- WHAT THE TASK REQUIRES
Begin at the first row and stop after the row that contains "proposal-line: vien avustusten". Reproduce those rows, swapping every "teknisen johtajan" for "kaupunginjohtajan" and leaving everything else unchanged.

- RECORDS
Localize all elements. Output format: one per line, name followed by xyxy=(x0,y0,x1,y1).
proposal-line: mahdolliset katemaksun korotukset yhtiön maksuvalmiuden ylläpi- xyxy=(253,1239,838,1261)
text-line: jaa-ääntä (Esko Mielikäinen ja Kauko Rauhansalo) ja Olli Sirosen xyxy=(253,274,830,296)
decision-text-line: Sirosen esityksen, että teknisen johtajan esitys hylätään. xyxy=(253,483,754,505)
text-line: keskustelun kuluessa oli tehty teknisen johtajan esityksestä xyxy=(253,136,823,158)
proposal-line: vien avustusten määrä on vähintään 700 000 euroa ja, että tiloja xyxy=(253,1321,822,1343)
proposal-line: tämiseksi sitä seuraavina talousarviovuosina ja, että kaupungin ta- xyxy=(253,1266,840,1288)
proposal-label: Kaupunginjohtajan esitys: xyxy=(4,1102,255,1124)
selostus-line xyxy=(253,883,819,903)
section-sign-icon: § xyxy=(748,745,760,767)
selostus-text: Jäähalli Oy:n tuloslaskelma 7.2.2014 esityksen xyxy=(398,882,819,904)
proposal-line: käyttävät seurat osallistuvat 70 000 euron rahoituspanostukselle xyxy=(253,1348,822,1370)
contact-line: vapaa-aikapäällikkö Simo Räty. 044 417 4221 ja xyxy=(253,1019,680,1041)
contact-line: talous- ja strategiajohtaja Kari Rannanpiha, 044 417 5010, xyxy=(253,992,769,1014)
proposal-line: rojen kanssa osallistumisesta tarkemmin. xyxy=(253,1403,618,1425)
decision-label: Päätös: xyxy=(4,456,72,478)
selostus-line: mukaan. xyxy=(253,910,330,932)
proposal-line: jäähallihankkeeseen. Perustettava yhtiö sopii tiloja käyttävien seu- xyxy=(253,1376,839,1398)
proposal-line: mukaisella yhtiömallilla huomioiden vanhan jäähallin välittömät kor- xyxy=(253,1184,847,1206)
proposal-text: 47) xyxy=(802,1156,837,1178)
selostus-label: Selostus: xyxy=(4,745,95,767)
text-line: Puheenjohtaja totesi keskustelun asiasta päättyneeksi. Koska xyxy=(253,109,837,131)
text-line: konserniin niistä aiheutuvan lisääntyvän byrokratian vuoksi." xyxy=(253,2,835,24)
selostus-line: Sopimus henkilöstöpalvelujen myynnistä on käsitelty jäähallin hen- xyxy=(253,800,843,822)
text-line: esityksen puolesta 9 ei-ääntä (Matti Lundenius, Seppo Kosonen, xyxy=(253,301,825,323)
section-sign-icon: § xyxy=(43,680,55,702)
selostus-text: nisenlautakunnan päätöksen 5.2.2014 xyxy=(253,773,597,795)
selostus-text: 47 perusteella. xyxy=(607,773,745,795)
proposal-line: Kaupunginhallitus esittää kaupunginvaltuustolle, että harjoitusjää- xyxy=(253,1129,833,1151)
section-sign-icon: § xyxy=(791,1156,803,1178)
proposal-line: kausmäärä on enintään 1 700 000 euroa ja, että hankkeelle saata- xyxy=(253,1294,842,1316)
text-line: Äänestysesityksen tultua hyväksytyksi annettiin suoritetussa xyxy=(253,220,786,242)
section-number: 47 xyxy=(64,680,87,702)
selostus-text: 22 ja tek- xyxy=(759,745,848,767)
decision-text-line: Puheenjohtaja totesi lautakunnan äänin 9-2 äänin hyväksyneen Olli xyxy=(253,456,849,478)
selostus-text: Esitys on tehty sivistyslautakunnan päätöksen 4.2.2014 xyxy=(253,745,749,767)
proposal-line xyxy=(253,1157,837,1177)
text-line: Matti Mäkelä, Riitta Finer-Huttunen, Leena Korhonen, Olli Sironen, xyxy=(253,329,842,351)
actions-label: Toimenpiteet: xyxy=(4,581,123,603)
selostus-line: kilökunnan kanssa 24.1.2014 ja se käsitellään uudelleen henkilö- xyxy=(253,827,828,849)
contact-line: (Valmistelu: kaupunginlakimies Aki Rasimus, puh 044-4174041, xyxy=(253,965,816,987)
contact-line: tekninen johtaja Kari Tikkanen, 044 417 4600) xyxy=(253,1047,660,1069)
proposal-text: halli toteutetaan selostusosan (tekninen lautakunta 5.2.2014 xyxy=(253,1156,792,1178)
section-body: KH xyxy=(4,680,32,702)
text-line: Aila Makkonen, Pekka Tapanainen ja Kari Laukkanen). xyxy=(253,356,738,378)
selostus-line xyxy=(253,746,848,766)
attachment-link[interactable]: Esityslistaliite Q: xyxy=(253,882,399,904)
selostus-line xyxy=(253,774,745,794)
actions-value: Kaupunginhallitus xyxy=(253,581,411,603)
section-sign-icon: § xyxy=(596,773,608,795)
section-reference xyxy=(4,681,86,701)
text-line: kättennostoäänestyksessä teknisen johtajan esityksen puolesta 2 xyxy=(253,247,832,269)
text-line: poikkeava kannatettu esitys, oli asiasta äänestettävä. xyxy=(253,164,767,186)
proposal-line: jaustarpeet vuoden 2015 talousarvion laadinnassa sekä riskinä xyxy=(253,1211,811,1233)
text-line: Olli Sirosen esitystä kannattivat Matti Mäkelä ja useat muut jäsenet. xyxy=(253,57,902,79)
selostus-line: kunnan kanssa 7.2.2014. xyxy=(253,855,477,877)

- RESPONSE TO THIS TASK
Localize all elements. Output format: one per line, name followed by xyxy=(x0,y0,x1,y1).
proposal-line: mahdolliset katemaksun korotukset yhtiön maksuvalmiuden ylläpi- xyxy=(253,1239,838,1261)
text-line: jaa-ääntä (Esko Mielikäinen ja Kauko Rauhansalo) ja Olli Sirosen xyxy=(253,274,830,296)
decision-text-line: Sirosen esityksen, että kaupunginjohtajan esitys hylätään. xyxy=(253,483,754,505)
text-line: keskustelun kuluessa oli tehty kaupunginjohtajan esityksestä xyxy=(253,136,823,158)
proposal-line: vien avustusten määrä on vähintään 700 000 euroa ja, että tiloja xyxy=(253,1321,822,1343)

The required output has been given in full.